(Work instructions): Transcribe the full listing exactly, and drop every picture.
-- Begin Provided information --
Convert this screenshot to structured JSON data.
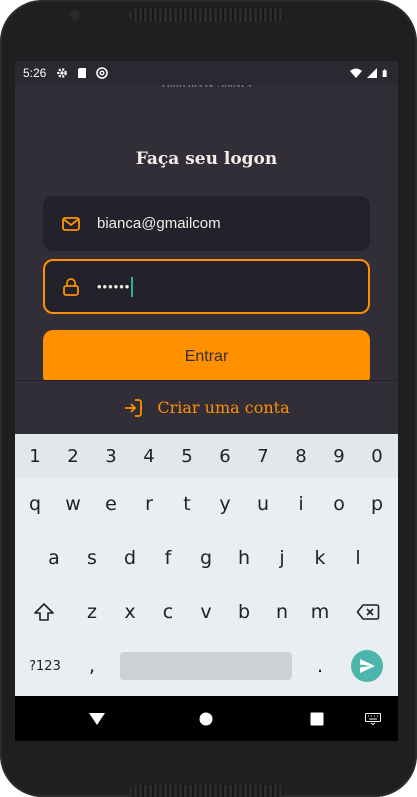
{
  "status_bar": {
    "time": "5:26",
    "left_icons": [
      "gear-icon",
      "sd-card-icon",
      "at-sign-icon"
    ],
    "right_icons": [
      "wifi-icon",
      "signal-icon",
      "battery-icon"
    ]
  },
  "brand": {
    "subtitle": "Haircuts & Shaves"
  },
  "login": {
    "title": "Faça seu logon",
    "email": {
      "value": "bianca@gmailcom",
      "icon": "mail-icon"
    },
    "password": {
      "value": "••••••",
      "icon": "lock-icon"
    },
    "submit_label": "Entrar"
  },
  "create_account": {
    "label": "Criar uma conta",
    "icon": "log-in-icon"
  },
  "keyboard": {
    "numbers": [
      "1",
      "2",
      "3",
      "4",
      "5",
      "6",
      "7",
      "8",
      "9",
      "0"
    ],
    "row1": [
      "q",
      "w",
      "e",
      "r",
      "t",
      "y",
      "u",
      "i",
      "o",
      "p"
    ],
    "row2": [
      "a",
      "s",
      "d",
      "f",
      "g",
      "h",
      "j",
      "k",
      "l"
    ],
    "row3": [
      "z",
      "x",
      "c",
      "v",
      "b",
      "n",
      "m"
    ],
    "symbols_label": "?123",
    "comma": ",",
    "period": "."
  },
  "colors": {
    "background": "#312e38",
    "input_bg": "#232129",
    "accent": "#ff9000",
    "text": "#f4ede8",
    "send_key": "#4db6ac"
  }
}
-- End Provided information --
(Written solution):
Convert this screenshot to structured JSON data.
{
  "status_bar": {
    "time": "5:26",
    "left_icons": [
      "gear-icon",
      "sd-card-icon",
      "at-sign-icon"
    ],
    "right_icons": [
      "wifi-icon",
      "signal-icon",
      "battery-icon"
    ]
  },
  "brand": {
    "subtitle": "Haircuts & Shaves"
  },
  "login": {
    "title": "Faça seu logon",
    "email": {
      "value": "bianca@gmailcom",
      "icon": "mail-icon"
    },
    "password": {
      "value": "••••••",
      "icon": "lock-icon"
    },
    "submit_label": "Entrar"
  },
  "create_account": {
    "label": "Criar uma conta",
    "icon": "log-in-icon"
  },
  "keyboard": {
    "numbers": [
      "1",
      "2",
      "3",
      "4",
      "5",
      "6",
      "7",
      "8",
      "9",
      "0"
    ],
    "row1": [
      "q",
      "w",
      "e",
      "r",
      "t",
      "y",
      "u",
      "i",
      "o",
      "p"
    ],
    "row2": [
      "a",
      "s",
      "d",
      "f",
      "g",
      "h",
      "j",
      "k",
      "l"
    ],
    "row3": [
      "z",
      "x",
      "c",
      "v",
      "b",
      "n",
      "m"
    ],
    "symbols_label": "?123",
    "comma": ",",
    "period": "."
  },
  "colors": {
    "background": "#312e38",
    "input_bg": "#232129",
    "accent": "#ff9000",
    "text": "#f4ede8",
    "send_key": "#4db6ac"
  }
}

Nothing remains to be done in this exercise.